- Text provided
++++++++

Cool: Website Predicts Turbulence On Your Next Flight

Filed Under: Travel Technology

As an aviation geek I look up all kinds of things on the day that I fly just for fun — I check out where my plane is coming from, the seatmap for the flight, the age and history of the plane, the expected actual flight time (rather than block time), etc.

I do this purely out of curiosity and for fun, and I recognize it’s something others might not appreciate as much, and for that matter find strange. “Look, we’re on November Nine Zero Seven Alpha November, a 22 year old American Oasis 737-800.”

Anyway, I’ve just learned about a new website that I’ll be adding to my pre-flight rituals…

Turbli: predict turbulence on your next flight

Turbli is a new website that hopes to provide travelers with accurate turbulence predictions, based on forecasts produced by NOAA/NWS, which are also used by pilots for flight planning.

Full disclosure — I have no relationship with the company, but the founder emailed me to tell me about the site, and I kind of dig it, which is why I’m sharing it here.

With Turbli you can look up a forecast for any flight within 36 hours. Just enter your origin and destination.

Then on the next page you can select your flight, so that you can get accurate predictions based on your departure time, aircraft type, etc.

Based on that information, Turbli makes a few flight projections. The first is a prediction of how much turbulence there will be based on wind conditions, with a graph that even shows which parts of the flight are likely to be most turbulent.

It also tells you how wind speeds compare to average, and therefore whether you’re likely to have a delayed arrival. Don’t read too much into this, but rather this is a general prediction — I’ve had transpacific flights that have arrived an hour late or two hours early due to extreme wind conditions, so this is simply intended to reflect that.

Lastly, Turbli predicts how smooth your takeoff and landing will be, based on the runways being used and anticipated crosswinds at your departure and arrival airport.

This is awesome, but don’t read too much into it

I love the concept of Turbli, though let me of course caution not to read too much into this. This is a website basically making predictions for virtually all flights, so it’s never going to factor in everything that a pilot could factor in.

Don’t take predictions about your flight as gospel, whether we’re talking about the odds of a delay or the chances of significant turbulence. Nonetheless, this is a fun site for avgeeks, and perhaps it’s potentially reassuring for those who may have fear of turbulence.

In the hour since finding out about this site I’ve already spent way too much time trying to find the most turbulent flight possible. Generally speaking in my experience that would typically be any eastbound transpacific Cathay Pacific flight, but even they don’t seem to be particularly turbulent right now. šŸ˜‰

The best I can do is a flight with moderate turbulence (and it’s on the lower end of the moderate scale), so can anyone find something a bit bumpier?

++++++++

- Dataset content
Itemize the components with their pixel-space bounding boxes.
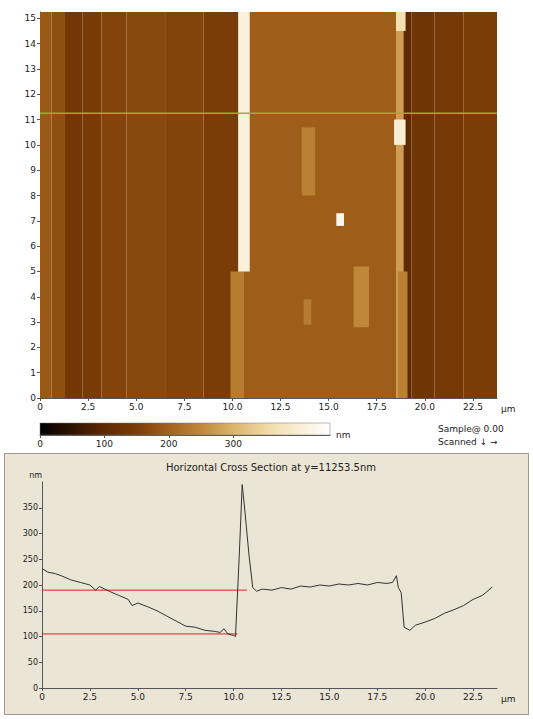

++++++++

- Aim of the exercise
Continue the post about the turbulence-forecasting website, starting right after its last sentence.

- Task output
Bottom line

Turbli is a cool website that uses wind speed to predict turbulence, delays, and how smooth takeoffs and landings will be. While I absolutely wouldn’t read too much into this, it’s a cool website for any avgeek who enjoys this kind of stuff.

Anyone else find this concept to be generally interesting?

  1. Lol yeah, your traffic looks to have caused that site to crash. Cool idea, there was a site where you’d send your flight info a few days before and they’d send you a turbulence report the morning of your flight (or afternoon if it was an evening flight) for a cost. Never used it, but probably was pretty decent since this was a former pilot/meteorologist or something.

    I think the best though is Turbulence Forecast, max turbulence potential page. Put in your altitude (can get this off FlightAware) and you can see for current and different times in the future how bad the turbulence could get. I’ve found this to be very accurate and it is pretty live as well because it updates throughout the day and forecasts as I said in the future as well.

    The current forecast for 31k right now if you were in the air. Scroll down to see the different altitudes and times.

  2. I agree with S about being excellent for this purpose. While it is far from perfect (as is any weather forecast), I have been impressed with how accurate that it has been on many of my flights, including ones where I would look at the in-flight map along with the map on this site. I have found it especially useful for things such as using the lavatory shortly before the turbulence begins.

  3. I love turbulence. Your best chance for crazy turbulence is SE Asia. The Java sea is nuts. Otherwise the winter with strong headwinds is a good bet. You need big temperature changes thatā€™s what causes turbulence. I hate when pilots request to change altitude to find smoother air. People in the main cabin screaming. Everyone in first class sleeps through it.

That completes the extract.